• [Material for this exercise]:

★ ★ ★ ★ ★

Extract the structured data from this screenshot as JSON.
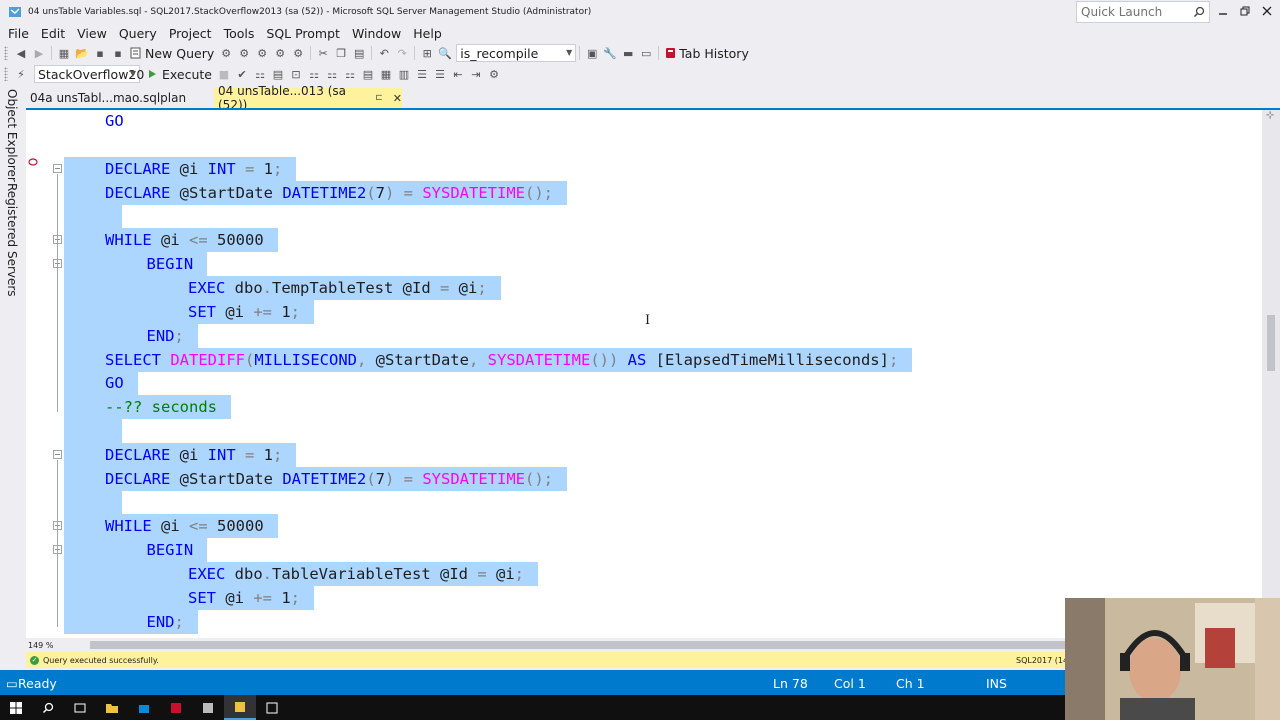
{
  "window": {
    "title": "04 unsTable Variables.sql - SQL2017.StackOverflow2013 (sa (52)) - Microsoft SQL Server Management Studio (Administrator)",
    "quick_launch_placeholder": "Quick Launch"
  },
  "menu": [
    "File",
    "Edit",
    "View",
    "Query",
    "Project",
    "Tools",
    "SQL Prompt",
    "Window",
    "Help"
  ],
  "toolbar1": {
    "new_query_label": "New Query",
    "search_combo_value": "is_recompile",
    "tab_history_label": "Tab History"
  },
  "toolbar2": {
    "database_combo_value": "StackOverflow20",
    "execute_label": "Execute"
  },
  "side_tabs": [
    "Object Explorer",
    "Registered Servers"
  ],
  "doc_tabs": [
    {
      "label": "04a unsTabl...mao.sqlplan",
      "active": false
    },
    {
      "label": "04 unsTable...013 (sa (52))",
      "active": true
    }
  ],
  "editor": {
    "lines": [
      {
        "tokens": [
          {
            "t": "GO",
            "c": "kw"
          }
        ],
        "indent": 1,
        "selected": false
      },
      {
        "tokens": [],
        "indent": 0,
        "selected": false
      },
      {
        "tokens": [
          {
            "t": "DECLARE ",
            "c": "kw"
          },
          {
            "t": "@i ",
            "c": "tx"
          },
          {
            "t": "INT ",
            "c": "kw"
          },
          {
            "t": "= ",
            "c": "op"
          },
          {
            "t": "1",
            "c": "tx"
          },
          {
            "t": ";",
            "c": "op"
          }
        ],
        "indent": 1,
        "selected": true
      },
      {
        "tokens": [
          {
            "t": "DECLARE ",
            "c": "kw"
          },
          {
            "t": "@StartDate ",
            "c": "tx"
          },
          {
            "t": "DATETIME2",
            "c": "kw"
          },
          {
            "t": "(",
            "c": "op"
          },
          {
            "t": "7",
            "c": "tx"
          },
          {
            "t": ") = ",
            "c": "op"
          },
          {
            "t": "SYSDATETIME",
            "c": "fn"
          },
          {
            "t": "();",
            "c": "op"
          }
        ],
        "indent": 1,
        "selected": true
      },
      {
        "tokens": [],
        "indent": 1,
        "selected": true
      },
      {
        "tokens": [
          {
            "t": "WHILE ",
            "c": "kw"
          },
          {
            "t": "@i ",
            "c": "tx"
          },
          {
            "t": "<= ",
            "c": "op"
          },
          {
            "t": "50000",
            "c": "tx"
          }
        ],
        "indent": 1,
        "selected": true
      },
      {
        "tokens": [
          {
            "t": "BEGIN",
            "c": "kw"
          }
        ],
        "indent": 2,
        "selected": true
      },
      {
        "tokens": [
          {
            "t": "EXEC ",
            "c": "kw"
          },
          {
            "t": "dbo",
            "c": "tx"
          },
          {
            "t": ".",
            "c": "op"
          },
          {
            "t": "TempTableTest ",
            "c": "tx"
          },
          {
            "t": "@Id ",
            "c": "tx"
          },
          {
            "t": "= ",
            "c": "op"
          },
          {
            "t": "@i",
            "c": "tx"
          },
          {
            "t": ";",
            "c": "op"
          }
        ],
        "indent": 3,
        "selected": true
      },
      {
        "tokens": [
          {
            "t": "SET ",
            "c": "kw"
          },
          {
            "t": "@i ",
            "c": "tx"
          },
          {
            "t": "+= ",
            "c": "op"
          },
          {
            "t": "1",
            "c": "tx"
          },
          {
            "t": ";",
            "c": "op"
          }
        ],
        "indent": 3,
        "selected": true
      },
      {
        "tokens": [
          {
            "t": "END",
            "c": "kw"
          },
          {
            "t": ";",
            "c": "op"
          }
        ],
        "indent": 2,
        "selected": true
      },
      {
        "tokens": [
          {
            "t": "SELECT ",
            "c": "kw"
          },
          {
            "t": "DATEDIFF",
            "c": "fn"
          },
          {
            "t": "(",
            "c": "op"
          },
          {
            "t": "MILLISECOND",
            "c": "kw"
          },
          {
            "t": ", ",
            "c": "op"
          },
          {
            "t": "@StartDate",
            "c": "tx"
          },
          {
            "t": ", ",
            "c": "op"
          },
          {
            "t": "SYSDATETIME",
            "c": "fn"
          },
          {
            "t": "()) ",
            "c": "op"
          },
          {
            "t": "AS ",
            "c": "kw"
          },
          {
            "t": "[ElapsedTimeMilliseconds]",
            "c": "tx"
          },
          {
            "t": ";",
            "c": "op"
          }
        ],
        "indent": 1,
        "selected": true
      },
      {
        "tokens": [
          {
            "t": "GO",
            "c": "kw"
          }
        ],
        "indent": 1,
        "selected": true
      },
      {
        "tokens": [
          {
            "t": "--?? seconds",
            "c": "cm"
          }
        ],
        "indent": 1,
        "selected": true
      },
      {
        "tokens": [],
        "indent": 1,
        "selected": true
      },
      {
        "tokens": [
          {
            "t": "DECLARE ",
            "c": "kw"
          },
          {
            "t": "@i ",
            "c": "tx"
          },
          {
            "t": "INT ",
            "c": "kw"
          },
          {
            "t": "= ",
            "c": "op"
          },
          {
            "t": "1",
            "c": "tx"
          },
          {
            "t": ";",
            "c": "op"
          }
        ],
        "indent": 1,
        "selected": true
      },
      {
        "tokens": [
          {
            "t": "DECLARE ",
            "c": "kw"
          },
          {
            "t": "@StartDate ",
            "c": "tx"
          },
          {
            "t": "DATETIME2",
            "c": "kw"
          },
          {
            "t": "(",
            "c": "op"
          },
          {
            "t": "7",
            "c": "tx"
          },
          {
            "t": ") = ",
            "c": "op"
          },
          {
            "t": "SYSDATETIME",
            "c": "fn"
          },
          {
            "t": "();",
            "c": "op"
          }
        ],
        "indent": 1,
        "selected": true
      },
      {
        "tokens": [],
        "indent": 1,
        "selected": true
      },
      {
        "tokens": [
          {
            "t": "WHILE ",
            "c": "kw"
          },
          {
            "t": "@i ",
            "c": "tx"
          },
          {
            "t": "<= ",
            "c": "op"
          },
          {
            "t": "50000",
            "c": "tx"
          }
        ],
        "indent": 1,
        "selected": true
      },
      {
        "tokens": [
          {
            "t": "BEGIN",
            "c": "kw"
          }
        ],
        "indent": 2,
        "selected": true
      },
      {
        "tokens": [
          {
            "t": "EXEC ",
            "c": "kw"
          },
          {
            "t": "dbo",
            "c": "tx"
          },
          {
            "t": ".",
            "c": "op"
          },
          {
            "t": "TableVariableTest ",
            "c": "tx"
          },
          {
            "t": "@Id ",
            "c": "tx"
          },
          {
            "t": "= ",
            "c": "op"
          },
          {
            "t": "@i",
            "c": "tx"
          },
          {
            "t": ";",
            "c": "op"
          }
        ],
        "indent": 3,
        "selected": true
      },
      {
        "tokens": [
          {
            "t": "SET ",
            "c": "kw"
          },
          {
            "t": "@i ",
            "c": "tx"
          },
          {
            "t": "+= ",
            "c": "op"
          },
          {
            "t": "1",
            "c": "tx"
          },
          {
            "t": ";",
            "c": "op"
          }
        ],
        "indent": 3,
        "selected": true
      },
      {
        "tokens": [
          {
            "t": "END",
            "c": "kw"
          },
          {
            "t": ";",
            "c": "op"
          }
        ],
        "indent": 2,
        "selected": true
      }
    ]
  },
  "zoom": "149 %",
  "query_status": {
    "message": "Query executed successfully.",
    "server": "SQL2017 (14.0"
  },
  "statusbar": {
    "state": "Ready",
    "line": "Ln 78",
    "col": "Col 1",
    "ch": "Ch 1",
    "mode": "INS"
  },
  "colors": {
    "accent": "#007acc",
    "selection": "#add6ff",
    "keyword": "#0000ff",
    "function": "#ff00ff",
    "comment": "#008000",
    "active_tab": "#fff29d"
  }
}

★ ★ ★ ★ ★

• [Exercise objective]:
The listing above must be printed again exactly, minus its pictures.

• [Worked solution]:
Extract the structured data from this screenshot as JSON.
{
  "window": {
    "title": "04 unsTable Variables.sql - SQL2017.StackOverflow2013 (sa (52)) - Microsoft SQL Server Management Studio (Administrator)",
    "quick_launch_placeholder": "Quick Launch"
  },
  "menu": [
    "File",
    "Edit",
    "View",
    "Query",
    "Project",
    "Tools",
    "SQL Prompt",
    "Window",
    "Help"
  ],
  "toolbar1": {
    "new_query_label": "New Query",
    "search_combo_value": "is_recompile",
    "tab_history_label": "Tab History"
  },
  "toolbar2": {
    "database_combo_value": "StackOverflow20",
    "execute_label": "Execute"
  },
  "side_tabs": [
    "Object Explorer",
    "Registered Servers"
  ],
  "doc_tabs": [
    {
      "label": "04a unsTabl...mao.sqlplan",
      "active": false
    },
    {
      "label": "04 unsTable...013 (sa (52))",
      "active": true
    }
  ],
  "editor": {
    "lines": [
      {
        "tokens": [
          {
            "t": "GO",
            "c": "kw"
          }
        ],
        "indent": 1,
        "selected": false
      },
      {
        "tokens": [],
        "indent": 0,
        "selected": false
      },
      {
        "tokens": [
          {
            "t": "DECLARE ",
            "c": "kw"
          },
          {
            "t": "@i ",
            "c": "tx"
          },
          {
            "t": "INT ",
            "c": "kw"
          },
          {
            "t": "= ",
            "c": "op"
          },
          {
            "t": "1",
            "c": "tx"
          },
          {
            "t": ";",
            "c": "op"
          }
        ],
        "indent": 1,
        "selected": true
      },
      {
        "tokens": [
          {
            "t": "DECLARE ",
            "c": "kw"
          },
          {
            "t": "@StartDate ",
            "c": "tx"
          },
          {
            "t": "DATETIME2",
            "c": "kw"
          },
          {
            "t": "(",
            "c": "op"
          },
          {
            "t": "7",
            "c": "tx"
          },
          {
            "t": ") = ",
            "c": "op"
          },
          {
            "t": "SYSDATETIME",
            "c": "fn"
          },
          {
            "t": "();",
            "c": "op"
          }
        ],
        "indent": 1,
        "selected": true
      },
      {
        "tokens": [],
        "indent": 1,
        "selected": true
      },
      {
        "tokens": [
          {
            "t": "WHILE ",
            "c": "kw"
          },
          {
            "t": "@i ",
            "c": "tx"
          },
          {
            "t": "<= ",
            "c": "op"
          },
          {
            "t": "50000",
            "c": "tx"
          }
        ],
        "indent": 1,
        "selected": true
      },
      {
        "tokens": [
          {
            "t": "BEGIN",
            "c": "kw"
          }
        ],
        "indent": 2,
        "selected": true
      },
      {
        "tokens": [
          {
            "t": "EXEC ",
            "c": "kw"
          },
          {
            "t": "dbo",
            "c": "tx"
          },
          {
            "t": ".",
            "c": "op"
          },
          {
            "t": "TempTableTest ",
            "c": "tx"
          },
          {
            "t": "@Id ",
            "c": "tx"
          },
          {
            "t": "= ",
            "c": "op"
          },
          {
            "t": "@i",
            "c": "tx"
          },
          {
            "t": ";",
            "c": "op"
          }
        ],
        "indent": 3,
        "selected": true
      },
      {
        "tokens": [
          {
            "t": "SET ",
            "c": "kw"
          },
          {
            "t": "@i ",
            "c": "tx"
          },
          {
            "t": "+= ",
            "c": "op"
          },
          {
            "t": "1",
            "c": "tx"
          },
          {
            "t": ";",
            "c": "op"
          }
        ],
        "indent": 3,
        "selected": true
      },
      {
        "tokens": [
          {
            "t": "END",
            "c": "kw"
          },
          {
            "t": ";",
            "c": "op"
          }
        ],
        "indent": 2,
        "selected": true
      },
      {
        "tokens": [
          {
            "t": "SELECT ",
            "c": "kw"
          },
          {
            "t": "DATEDIFF",
            "c": "fn"
          },
          {
            "t": "(",
            "c": "op"
          },
          {
            "t": "MILLISECOND",
            "c": "kw"
          },
          {
            "t": ", ",
            "c": "op"
          },
          {
            "t": "@StartDate",
            "c": "tx"
          },
          {
            "t": ", ",
            "c": "op"
          },
          {
            "t": "SYSDATETIME",
            "c": "fn"
          },
          {
            "t": "()) ",
            "c": "op"
          },
          {
            "t": "AS ",
            "c": "kw"
          },
          {
            "t": "[ElapsedTimeMilliseconds]",
            "c": "tx"
          },
          {
            "t": ";",
            "c": "op"
          }
        ],
        "indent": 1,
        "selected": true
      },
      {
        "tokens": [
          {
            "t": "GO",
            "c": "kw"
          }
        ],
        "indent": 1,
        "selected": true
      },
      {
        "tokens": [
          {
            "t": "--?? seconds",
            "c": "cm"
          }
        ],
        "indent": 1,
        "selected": true
      },
      {
        "tokens": [],
        "indent": 1,
        "selected": true
      },
      {
        "tokens": [
          {
            "t": "DECLARE ",
            "c": "kw"
          },
          {
            "t": "@i ",
            "c": "tx"
          },
          {
            "t": "INT ",
            "c": "kw"
          },
          {
            "t": "= ",
            "c": "op"
          },
          {
            "t": "1",
            "c": "tx"
          },
          {
            "t": ";",
            "c": "op"
          }
        ],
        "indent": 1,
        "selected": true
      },
      {
        "tokens": [
          {
            "t": "DECLARE ",
            "c": "kw"
          },
          {
            "t": "@StartDate ",
            "c": "tx"
          },
          {
            "t": "DATETIME2",
            "c": "kw"
          },
          {
            "t": "(",
            "c": "op"
          },
          {
            "t": "7",
            "c": "tx"
          },
          {
            "t": ") = ",
            "c": "op"
          },
          {
            "t": "SYSDATETIME",
            "c": "fn"
          },
          {
            "t": "();",
            "c": "op"
          }
        ],
        "indent": 1,
        "selected": true
      },
      {
        "tokens": [],
        "indent": 1,
        "selected": true
      },
      {
        "tokens": [
          {
            "t": "WHILE ",
            "c": "kw"
          },
          {
            "t": "@i ",
            "c": "tx"
          },
          {
            "t": "<= ",
            "c": "op"
          },
          {
            "t": "50000",
            "c": "tx"
          }
        ],
        "indent": 1,
        "selected": true
      },
      {
        "tokens": [
          {
            "t": "BEGIN",
            "c": "kw"
          }
        ],
        "indent": 2,
        "selected": true
      },
      {
        "tokens": [
          {
            "t": "EXEC ",
            "c": "kw"
          },
          {
            "t": "dbo",
            "c": "tx"
          },
          {
            "t": ".",
            "c": "op"
          },
          {
            "t": "TableVariableTest ",
            "c": "tx"
          },
          {
            "t": "@Id ",
            "c": "tx"
          },
          {
            "t": "= ",
            "c": "op"
          },
          {
            "t": "@i",
            "c": "tx"
          },
          {
            "t": ";",
            "c": "op"
          }
        ],
        "indent": 3,
        "selected": true
      },
      {
        "tokens": [
          {
            "t": "SET ",
            "c": "kw"
          },
          {
            "t": "@i ",
            "c": "tx"
          },
          {
            "t": "+= ",
            "c": "op"
          },
          {
            "t": "1",
            "c": "tx"
          },
          {
            "t": ";",
            "c": "op"
          }
        ],
        "indent": 3,
        "selected": true
      },
      {
        "tokens": [
          {
            "t": "END",
            "c": "kw"
          },
          {
            "t": ";",
            "c": "op"
          }
        ],
        "indent": 2,
        "selected": true
      }
    ]
  },
  "zoom": "149 %",
  "query_status": {
    "message": "Query executed successfully.",
    "server": "SQL2017 (14.0"
  },
  "statusbar": {
    "state": "Ready",
    "line": "Ln 78",
    "col": "Col 1",
    "ch": "Ch 1",
    "mode": "INS"
  },
  "colors": {
    "accent": "#007acc",
    "selection": "#add6ff",
    "keyword": "#0000ff",
    "function": "#ff00ff",
    "comment": "#008000",
    "active_tab": "#fff29d"
  }
}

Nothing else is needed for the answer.